TASK PROMPT: Copy out every line of the data exactly.

DATA EXTRACT:
____________

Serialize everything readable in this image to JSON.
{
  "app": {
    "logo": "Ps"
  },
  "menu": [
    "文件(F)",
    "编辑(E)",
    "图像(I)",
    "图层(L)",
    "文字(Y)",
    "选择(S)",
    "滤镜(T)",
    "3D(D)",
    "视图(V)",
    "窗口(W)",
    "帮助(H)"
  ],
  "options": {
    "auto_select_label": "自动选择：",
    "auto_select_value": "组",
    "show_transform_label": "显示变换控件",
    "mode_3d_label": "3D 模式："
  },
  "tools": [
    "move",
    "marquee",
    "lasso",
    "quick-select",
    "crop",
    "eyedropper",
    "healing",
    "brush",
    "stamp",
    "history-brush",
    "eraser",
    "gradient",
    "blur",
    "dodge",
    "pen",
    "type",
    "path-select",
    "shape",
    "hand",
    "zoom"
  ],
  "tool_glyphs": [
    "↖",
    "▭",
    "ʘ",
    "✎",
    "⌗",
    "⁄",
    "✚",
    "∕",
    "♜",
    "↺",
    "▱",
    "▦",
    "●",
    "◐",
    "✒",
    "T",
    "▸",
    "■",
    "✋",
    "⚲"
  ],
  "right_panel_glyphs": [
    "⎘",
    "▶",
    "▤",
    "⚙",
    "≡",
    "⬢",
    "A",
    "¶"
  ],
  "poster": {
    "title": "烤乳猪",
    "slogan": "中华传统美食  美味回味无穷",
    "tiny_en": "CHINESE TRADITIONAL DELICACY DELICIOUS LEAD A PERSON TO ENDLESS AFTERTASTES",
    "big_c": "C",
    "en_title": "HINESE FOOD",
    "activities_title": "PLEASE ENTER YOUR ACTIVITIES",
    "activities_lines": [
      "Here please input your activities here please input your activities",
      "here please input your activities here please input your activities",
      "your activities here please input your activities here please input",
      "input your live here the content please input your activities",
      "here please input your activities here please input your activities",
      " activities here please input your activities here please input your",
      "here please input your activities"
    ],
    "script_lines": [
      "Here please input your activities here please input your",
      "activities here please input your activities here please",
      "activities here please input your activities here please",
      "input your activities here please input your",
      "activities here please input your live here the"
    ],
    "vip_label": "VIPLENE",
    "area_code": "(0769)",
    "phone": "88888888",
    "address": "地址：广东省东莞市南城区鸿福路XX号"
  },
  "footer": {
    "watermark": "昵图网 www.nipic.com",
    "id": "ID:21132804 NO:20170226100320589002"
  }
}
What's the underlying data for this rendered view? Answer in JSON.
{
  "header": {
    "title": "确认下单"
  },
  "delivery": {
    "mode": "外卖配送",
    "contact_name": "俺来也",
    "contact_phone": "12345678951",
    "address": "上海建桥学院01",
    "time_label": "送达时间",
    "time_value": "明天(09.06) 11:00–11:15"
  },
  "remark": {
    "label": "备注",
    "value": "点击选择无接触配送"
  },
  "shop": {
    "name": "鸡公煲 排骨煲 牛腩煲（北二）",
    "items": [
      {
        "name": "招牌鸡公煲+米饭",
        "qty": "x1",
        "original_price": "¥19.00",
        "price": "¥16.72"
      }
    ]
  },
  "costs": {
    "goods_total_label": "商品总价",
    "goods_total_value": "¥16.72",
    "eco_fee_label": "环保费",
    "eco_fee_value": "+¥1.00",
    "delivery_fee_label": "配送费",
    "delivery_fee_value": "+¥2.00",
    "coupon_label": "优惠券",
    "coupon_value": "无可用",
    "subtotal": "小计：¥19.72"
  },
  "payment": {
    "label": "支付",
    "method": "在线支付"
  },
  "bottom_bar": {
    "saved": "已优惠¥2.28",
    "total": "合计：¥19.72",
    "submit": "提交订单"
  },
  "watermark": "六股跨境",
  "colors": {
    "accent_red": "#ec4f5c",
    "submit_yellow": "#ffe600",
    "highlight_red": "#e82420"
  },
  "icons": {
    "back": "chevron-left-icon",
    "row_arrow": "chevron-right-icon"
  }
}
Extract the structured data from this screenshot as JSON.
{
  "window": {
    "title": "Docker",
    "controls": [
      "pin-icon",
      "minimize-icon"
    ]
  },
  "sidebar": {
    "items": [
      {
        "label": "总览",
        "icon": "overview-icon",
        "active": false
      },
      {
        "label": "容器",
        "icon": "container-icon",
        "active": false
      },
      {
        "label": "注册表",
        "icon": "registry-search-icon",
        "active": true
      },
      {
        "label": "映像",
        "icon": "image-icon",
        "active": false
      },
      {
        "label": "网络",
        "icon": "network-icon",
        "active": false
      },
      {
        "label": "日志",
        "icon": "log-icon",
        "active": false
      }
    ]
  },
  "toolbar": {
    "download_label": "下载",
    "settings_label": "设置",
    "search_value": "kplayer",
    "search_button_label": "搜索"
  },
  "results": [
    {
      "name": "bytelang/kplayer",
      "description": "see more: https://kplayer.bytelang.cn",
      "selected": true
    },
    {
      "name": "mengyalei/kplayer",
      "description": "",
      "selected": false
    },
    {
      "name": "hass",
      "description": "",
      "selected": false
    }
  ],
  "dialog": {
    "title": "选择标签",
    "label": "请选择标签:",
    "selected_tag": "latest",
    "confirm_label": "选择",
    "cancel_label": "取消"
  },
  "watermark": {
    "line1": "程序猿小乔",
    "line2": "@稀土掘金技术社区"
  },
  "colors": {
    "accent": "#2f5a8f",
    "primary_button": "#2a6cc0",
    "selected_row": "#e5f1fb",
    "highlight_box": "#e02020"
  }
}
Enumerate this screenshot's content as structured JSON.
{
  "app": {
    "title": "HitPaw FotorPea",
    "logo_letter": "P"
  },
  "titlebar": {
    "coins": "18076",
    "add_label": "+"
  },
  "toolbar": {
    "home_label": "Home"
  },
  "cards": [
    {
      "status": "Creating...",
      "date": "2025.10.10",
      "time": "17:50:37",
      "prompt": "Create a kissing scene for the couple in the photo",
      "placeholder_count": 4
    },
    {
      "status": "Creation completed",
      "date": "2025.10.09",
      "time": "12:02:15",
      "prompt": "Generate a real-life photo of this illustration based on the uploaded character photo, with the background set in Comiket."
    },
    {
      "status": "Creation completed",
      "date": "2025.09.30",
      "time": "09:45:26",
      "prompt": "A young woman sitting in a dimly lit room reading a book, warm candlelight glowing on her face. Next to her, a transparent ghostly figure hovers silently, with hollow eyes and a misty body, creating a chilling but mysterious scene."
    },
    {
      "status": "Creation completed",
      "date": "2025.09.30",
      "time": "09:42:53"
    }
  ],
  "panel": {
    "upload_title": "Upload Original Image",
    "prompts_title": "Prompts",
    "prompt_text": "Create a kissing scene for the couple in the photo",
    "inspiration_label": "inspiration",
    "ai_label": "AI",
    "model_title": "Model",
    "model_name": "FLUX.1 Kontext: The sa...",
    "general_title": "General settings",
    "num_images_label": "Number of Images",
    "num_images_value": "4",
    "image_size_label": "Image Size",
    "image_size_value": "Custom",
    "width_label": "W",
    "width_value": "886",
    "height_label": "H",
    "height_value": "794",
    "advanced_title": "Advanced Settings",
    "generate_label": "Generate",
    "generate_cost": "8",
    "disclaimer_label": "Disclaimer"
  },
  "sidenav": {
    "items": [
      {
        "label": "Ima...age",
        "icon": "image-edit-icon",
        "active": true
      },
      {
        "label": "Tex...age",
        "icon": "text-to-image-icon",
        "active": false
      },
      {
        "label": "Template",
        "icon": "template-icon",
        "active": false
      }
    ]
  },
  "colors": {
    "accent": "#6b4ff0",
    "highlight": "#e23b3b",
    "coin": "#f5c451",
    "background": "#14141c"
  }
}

____________

EXERCISE RESPONSE:
Serialize everything readable in this image to JSON.
{
  "app": {
    "logo": "Ps"
  },
  "menu": [
    "文件(F)",
    "编辑(E)",
    "图像(I)",
    "图层(L)",
    "文字(Y)",
    "选择(S)",
    "滤镜(T)",
    "3D(D)",
    "视图(V)",
    "窗口(W)",
    "帮助(H)"
  ],
  "options": {
    "auto_select_label": "自动选择：",
    "auto_select_value": "组",
    "show_transform_label": "显示变换控件",
    "mode_3d_label": "3D 模式："
  },
  "tools": [
    "move",
    "marquee",
    "lasso",
    "quick-select",
    "crop",
    "eyedropper",
    "healing",
    "brush",
    "stamp",
    "history-brush",
    "eraser",
    "gradient",
    "blur",
    "dodge",
    "pen",
    "type",
    "path-select",
    "shape",
    "hand",
    "zoom"
  ],
  "tool_glyphs": [
    "↖",
    "▭",
    "ʘ",
    "✎",
    "⌗",
    "⁄",
    "✚",
    "∕",
    "♜",
    "↺",
    "▱",
    "▦",
    "●",
    "◐",
    "✒",
    "T",
    "▸",
    "■",
    "✋",
    "⚲"
  ],
  "right_panel_glyphs": [
    "⎘",
    "▶",
    "▤",
    "⚙",
    "≡",
    "⬢",
    "A",
    "¶"
  ],
  "poster": {
    "title": "烤乳猪",
    "slogan": "中华传统美食  美味回味无穷",
    "tiny_en": "CHINESE TRADITIONAL DELICACY DELICIOUS LEAD A PERSON TO ENDLESS AFTERTASTES",
    "big_c": "C",
    "en_title": "HINESE FOOD",
    "activities_title": "PLEASE ENTER YOUR ACTIVITIES",
    "activities_lines": [
      "Here please input your activities here please input your activities",
      "here please input your activities here please input your activities",
      "your activities here please input your activities here please input",
      "input your live here the content please input your activities",
      "here please input your activities here please input your activities",
      " activities here please input your activities here please input your",
      "here please input your activities"
    ],
    "script_lines": [
      "Here please input your activities here please input your",
      "activities here please input your activities here please",
      "activities here please input your activities here please",
      "input your activities here please input your",
      "activities here please input your live here the"
    ],
    "vip_label": "VIPLENE",
    "area_code": "(0769)",
    "phone": "88888888",
    "address": "地址：广东省东莞市南城区鸿福路XX号"
  },
  "footer": {
    "watermark": "昵图网 www.nipic.com",
    "id": "ID:21132804 NO:20170226100320589002"
  }
}
What's the underlying data for this rendered view? Answer in JSON.
{
  "header": {
    "title": "确认下单"
  },
  "delivery": {
    "mode": "外卖配送",
    "contact_name": "俺来也",
    "contact_phone": "12345678951",
    "address": "上海建桥学院01",
    "time_label": "送达时间",
    "time_value": "明天(09.06) 11:00–11:15"
  },
  "remark": {
    "label": "备注",
    "value": "点击选择无接触配送"
  },
  "shop": {
    "name": "鸡公煲 排骨煲 牛腩煲（北二）",
    "items": [
      {
        "name": "招牌鸡公煲+米饭",
        "qty": "x1",
        "original_price": "¥19.00",
        "price": "¥16.72"
      }
    ]
  },
  "costs": {
    "goods_total_label": "商品总价",
    "goods_total_value": "¥16.72",
    "eco_fee_label": "环保费",
    "eco_fee_value": "+¥1.00",
    "delivery_fee_label": "配送费",
    "delivery_fee_value": "+¥2.00",
    "coupon_label": "优惠券",
    "coupon_value": "无可用",
    "subtotal": "小计：¥19.72"
  },
  "payment": {
    "label": "支付",
    "method": "在线支付"
  },
  "bottom_bar": {
    "saved": "已优惠¥2.28",
    "total": "合计：¥19.72",
    "submit": "提交订单"
  },
  "watermark": "六股跨境",
  "colors": {
    "accent_red": "#ec4f5c",
    "submit_yellow": "#ffe600",
    "highlight_red": "#e82420"
  },
  "icons": {
    "back": "chevron-left-icon",
    "row_arrow": "chevron-right-icon"
  }
}
Extract the structured data from this screenshot as JSON.
{
  "window": {
    "title": "Docker",
    "controls": [
      "pin-icon",
      "minimize-icon"
    ]
  },
  "sidebar": {
    "items": [
      {
        "label": "总览",
        "icon": "overview-icon",
        "active": false
      },
      {
        "label": "容器",
        "icon": "container-icon",
        "active": false
      },
      {
        "label": "注册表",
        "icon": "registry-search-icon",
        "active": true
      },
      {
        "label": "映像",
        "icon": "image-icon",
        "active": false
      },
      {
        "label": "网络",
        "icon": "network-icon",
        "active": false
      },
      {
        "label": "日志",
        "icon": "log-icon",
        "active": false
      }
    ]
  },
  "toolbar": {
    "download_label": "下载",
    "settings_label": "设置",
    "search_value": "kplayer",
    "search_button_label": "搜索"
  },
  "results": [
    {
      "name": "bytelang/kplayer",
      "description": "see more: https://kplayer.bytelang.cn",
      "selected": true
    },
    {
      "name": "mengyalei/kplayer",
      "description": "",
      "selected": false
    },
    {
      "name": "hass",
      "description": "",
      "selected": false
    }
  ],
  "dialog": {
    "title": "选择标签",
    "label": "请选择标签:",
    "selected_tag": "latest",
    "confirm_label": "选择",
    "cancel_label": "取消"
  },
  "watermark": {
    "line1": "程序猿小乔",
    "line2": "@稀土掘金技术社区"
  },
  "colors": {
    "accent": "#2f5a8f",
    "primary_button": "#2a6cc0",
    "selected_row": "#e5f1fb",
    "highlight_box": "#e02020"
  }
}
Enumerate this screenshot's content as structured JSON.
{
  "app": {
    "title": "HitPaw FotorPea",
    "logo_letter": "P"
  },
  "titlebar": {
    "coins": "18076",
    "add_label": "+"
  },
  "toolbar": {
    "home_label": "Home"
  },
  "cards": [
    {
      "status": "Creating...",
      "date": "2025.10.10",
      "time": "17:50:37",
      "prompt": "Create a kissing scene for the couple in the photo",
      "placeholder_count": 4
    },
    {
      "status": "Creation completed",
      "date": "2025.10.09",
      "time": "12:02:15",
      "prompt": "Generate a real-life photo of this illustration based on the uploaded character photo, with the background set in Comiket."
    },
    {
      "status": "Creation completed",
      "date": "2025.09.30",
      "time": "09:45:26",
      "prompt": "A young woman sitting in a dimly lit room reading a book, warm candlelight glowing on her face. Next to her, a transparent ghostly figure hovers silently, with hollow eyes and a misty body, creating a chilling but mysterious scene."
    },
    {
      "status": "Creation completed",
      "date": "2025.09.30",
      "time": "09:42:53"
    }
  ],
  "panel": {
    "upload_title": "Upload Original Image",
    "prompts_title": "Prompts",
    "prompt_text": "Create a kissing scene for the couple in the photo",
    "inspiration_label": "inspiration",
    "ai_label": "AI",
    "model_title": "Model",
    "model_name": "FLUX.1 Kontext: The sa...",
    "general_title": "General settings",
    "num_images_label": "Number of Images",
    "num_images_value": "4",
    "image_size_label": "Image Size",
    "image_size_value": "Custom",
    "width_label": "W",
    "width_value": "886",
    "height_label": "H",
    "height_value": "794",
    "advanced_title": "Advanced Settings",
    "generate_label": "Generate",
    "generate_cost": "8",
    "disclaimer_label": "Disclaimer"
  },
  "sidenav": {
    "items": [
      {
        "label": "Ima...age",
        "icon": "image-edit-icon",
        "active": true
      },
      {
        "label": "Tex...age",
        "icon": "text-to-image-icon",
        "active": false
      },
      {
        "label": "Template",
        "icon": "template-icon",
        "active": false
      }
    ]
  },
  "colors": {
    "accent": "#6b4ff0",
    "highlight": "#e23b3b",
    "coin": "#f5c451",
    "background": "#14141c"
  }
}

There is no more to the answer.